→ **Task directions**
Print all of the data exactly.

→ **Listed entries**

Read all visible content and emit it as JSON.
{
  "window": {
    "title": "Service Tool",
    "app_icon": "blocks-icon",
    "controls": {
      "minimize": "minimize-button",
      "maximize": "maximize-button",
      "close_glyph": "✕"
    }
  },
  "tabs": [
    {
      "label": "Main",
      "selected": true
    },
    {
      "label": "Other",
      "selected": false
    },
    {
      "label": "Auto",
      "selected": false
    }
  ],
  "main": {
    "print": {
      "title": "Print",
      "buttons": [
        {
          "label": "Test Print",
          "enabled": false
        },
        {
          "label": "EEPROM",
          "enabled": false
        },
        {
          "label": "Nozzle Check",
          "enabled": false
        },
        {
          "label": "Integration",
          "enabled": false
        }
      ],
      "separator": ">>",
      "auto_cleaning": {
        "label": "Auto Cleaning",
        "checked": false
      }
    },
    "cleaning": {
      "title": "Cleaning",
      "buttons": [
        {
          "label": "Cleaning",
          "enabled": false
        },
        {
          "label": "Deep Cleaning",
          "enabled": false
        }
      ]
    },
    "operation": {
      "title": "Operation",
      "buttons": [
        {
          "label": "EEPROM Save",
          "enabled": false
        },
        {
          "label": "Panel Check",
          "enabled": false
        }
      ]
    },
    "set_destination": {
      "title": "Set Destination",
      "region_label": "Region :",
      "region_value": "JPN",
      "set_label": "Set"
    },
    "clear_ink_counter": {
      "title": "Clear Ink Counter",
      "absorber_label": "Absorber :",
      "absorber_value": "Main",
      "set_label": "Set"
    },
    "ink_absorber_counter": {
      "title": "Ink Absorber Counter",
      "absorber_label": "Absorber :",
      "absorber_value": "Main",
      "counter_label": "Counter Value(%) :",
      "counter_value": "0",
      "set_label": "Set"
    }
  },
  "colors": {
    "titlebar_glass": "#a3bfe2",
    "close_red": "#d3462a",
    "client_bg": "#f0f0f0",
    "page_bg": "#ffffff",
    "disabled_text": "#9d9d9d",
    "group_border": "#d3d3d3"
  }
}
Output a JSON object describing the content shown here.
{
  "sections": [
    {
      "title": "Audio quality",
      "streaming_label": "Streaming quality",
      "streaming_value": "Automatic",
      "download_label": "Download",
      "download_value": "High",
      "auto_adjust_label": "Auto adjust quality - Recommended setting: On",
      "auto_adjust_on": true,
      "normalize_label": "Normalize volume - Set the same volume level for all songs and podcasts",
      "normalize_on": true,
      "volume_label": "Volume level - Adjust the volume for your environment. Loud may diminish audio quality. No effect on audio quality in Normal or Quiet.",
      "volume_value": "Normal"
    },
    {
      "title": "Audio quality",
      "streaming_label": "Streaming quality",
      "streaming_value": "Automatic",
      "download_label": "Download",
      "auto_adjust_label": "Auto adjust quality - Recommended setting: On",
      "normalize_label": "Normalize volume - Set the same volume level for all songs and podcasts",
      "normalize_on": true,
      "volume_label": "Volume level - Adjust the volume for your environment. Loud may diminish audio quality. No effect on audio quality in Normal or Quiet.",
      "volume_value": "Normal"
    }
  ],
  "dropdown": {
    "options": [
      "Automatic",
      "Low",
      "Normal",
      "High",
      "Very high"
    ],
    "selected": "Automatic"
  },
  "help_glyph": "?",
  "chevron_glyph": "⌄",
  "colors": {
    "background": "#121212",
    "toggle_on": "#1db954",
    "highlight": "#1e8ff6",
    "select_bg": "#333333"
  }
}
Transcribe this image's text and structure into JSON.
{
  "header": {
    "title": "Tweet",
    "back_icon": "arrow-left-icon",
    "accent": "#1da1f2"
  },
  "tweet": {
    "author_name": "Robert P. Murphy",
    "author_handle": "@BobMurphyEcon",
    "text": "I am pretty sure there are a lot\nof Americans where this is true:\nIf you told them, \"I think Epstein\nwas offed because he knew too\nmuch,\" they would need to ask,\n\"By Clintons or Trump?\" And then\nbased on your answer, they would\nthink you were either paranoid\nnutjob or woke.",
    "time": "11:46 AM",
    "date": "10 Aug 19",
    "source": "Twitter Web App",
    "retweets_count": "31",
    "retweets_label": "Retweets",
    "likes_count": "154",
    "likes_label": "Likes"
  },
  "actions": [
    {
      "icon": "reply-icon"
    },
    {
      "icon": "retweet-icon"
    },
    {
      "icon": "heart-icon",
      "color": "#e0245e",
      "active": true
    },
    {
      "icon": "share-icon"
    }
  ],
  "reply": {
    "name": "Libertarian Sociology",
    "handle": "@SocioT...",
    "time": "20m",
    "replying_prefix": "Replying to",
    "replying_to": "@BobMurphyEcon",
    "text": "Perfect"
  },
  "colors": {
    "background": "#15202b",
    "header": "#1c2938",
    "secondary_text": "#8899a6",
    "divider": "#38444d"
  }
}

→ **Answer for this exercise**
Read all visible content and emit it as JSON.
{
  "window": {
    "title": "Service Tool",
    "app_icon": "blocks-icon",
    "controls": {
      "minimize": "minimize-button",
      "maximize": "maximize-button",
      "close_glyph": "✕"
    }
  },
  "tabs": [
    {
      "label": "Main",
      "selected": true
    },
    {
      "label": "Other",
      "selected": false
    },
    {
      "label": "Auto",
      "selected": false
    }
  ],
  "main": {
    "print": {
      "title": "Print",
      "buttons": [
        {
          "label": "Test Print",
          "enabled": false
        },
        {
          "label": "EEPROM",
          "enabled": false
        },
        {
          "label": "Nozzle Check",
          "enabled": false
        },
        {
          "label": "Integration",
          "enabled": false
        }
      ],
      "separator": ">>",
      "auto_cleaning": {
        "label": "Auto Cleaning",
        "checked": false
      }
    },
    "cleaning": {
      "title": "Cleaning",
      "buttons": [
        {
          "label": "Cleaning",
          "enabled": false
        },
        {
          "label": "Deep Cleaning",
          "enabled": false
        }
      ]
    },
    "operation": {
      "title": "Operation",
      "buttons": [
        {
          "label": "EEPROM Save",
          "enabled": false
        },
        {
          "label": "Panel Check",
          "enabled": false
        }
      ]
    },
    "set_destination": {
      "title": "Set Destination",
      "region_label": "Region :",
      "region_value": "JPN",
      "set_label": "Set"
    },
    "clear_ink_counter": {
      "title": "Clear Ink Counter",
      "absorber_label": "Absorber :",
      "absorber_value": "Main",
      "set_label": "Set"
    },
    "ink_absorber_counter": {
      "title": "Ink Absorber Counter",
      "absorber_label": "Absorber :",
      "absorber_value": "Main",
      "counter_label": "Counter Value(%) :",
      "counter_value": "0",
      "set_label": "Set"
    }
  },
  "colors": {
    "titlebar_glass": "#a3bfe2",
    "close_red": "#d3462a",
    "client_bg": "#f0f0f0",
    "page_bg": "#ffffff",
    "disabled_text": "#9d9d9d",
    "group_border": "#d3d3d3"
  }
}
Output a JSON object describing the content shown here.
{
  "sections": [
    {
      "title": "Audio quality",
      "streaming_label": "Streaming quality",
      "streaming_value": "Automatic",
      "download_label": "Download",
      "download_value": "High",
      "auto_adjust_label": "Auto adjust quality - Recommended setting: On",
      "auto_adjust_on": true,
      "normalize_label": "Normalize volume - Set the same volume level for all songs and podcasts",
      "normalize_on": true,
      "volume_label": "Volume level - Adjust the volume for your environment. Loud may diminish audio quality. No effect on audio quality in Normal or Quiet.",
      "volume_value": "Normal"
    },
    {
      "title": "Audio quality",
      "streaming_label": "Streaming quality",
      "streaming_value": "Automatic",
      "download_label": "Download",
      "auto_adjust_label": "Auto adjust quality - Recommended setting: On",
      "normalize_label": "Normalize volume - Set the same volume level for all songs and podcasts",
      "normalize_on": true,
      "volume_label": "Volume level - Adjust the volume for your environment. Loud may diminish audio quality. No effect on audio quality in Normal or Quiet.",
      "volume_value": "Normal"
    }
  ],
  "dropdown": {
    "options": [
      "Automatic",
      "Low",
      "Normal",
      "High",
      "Very high"
    ],
    "selected": "Automatic"
  },
  "help_glyph": "?",
  "chevron_glyph": "⌄",
  "colors": {
    "background": "#121212",
    "toggle_on": "#1db954",
    "highlight": "#1e8ff6",
    "select_bg": "#333333"
  }
}
Transcribe this image's text and structure into JSON.
{
  "header": {
    "title": "Tweet",
    "back_icon": "arrow-left-icon",
    "accent": "#1da1f2"
  },
  "tweet": {
    "author_name": "Robert P. Murphy",
    "author_handle": "@BobMurphyEcon",
    "text": "I am pretty sure there are a lot\nof Americans where this is true:\nIf you told them, \"I think Epstein\nwas offed because he knew too\nmuch,\" they would need to ask,\n\"By Clintons or Trump?\" And then\nbased on your answer, they would\nthink you were either paranoid\nnutjob or woke.",
    "time": "11:46 AM",
    "date": "10 Aug 19",
    "source": "Twitter Web App",
    "retweets_count": "31",
    "retweets_label": "Retweets",
    "likes_count": "154",
    "likes_label": "Likes"
  },
  "actions": [
    {
      "icon": "reply-icon"
    },
    {
      "icon": "retweet-icon"
    },
    {
      "icon": "heart-icon",
      "color": "#e0245e",
      "active": true
    },
    {
      "icon": "share-icon"
    }
  ],
  "reply": {
    "name": "Libertarian Sociology",
    "handle": "@SocioT...",
    "time": "20m",
    "replying_prefix": "Replying to",
    "replying_to": "@BobMurphyEcon",
    "text": "Perfect"
  },
  "colors": {
    "background": "#15202b",
    "header": "#1c2938",
    "secondary_text": "#8899a6",
    "divider": "#38444d"
  }
}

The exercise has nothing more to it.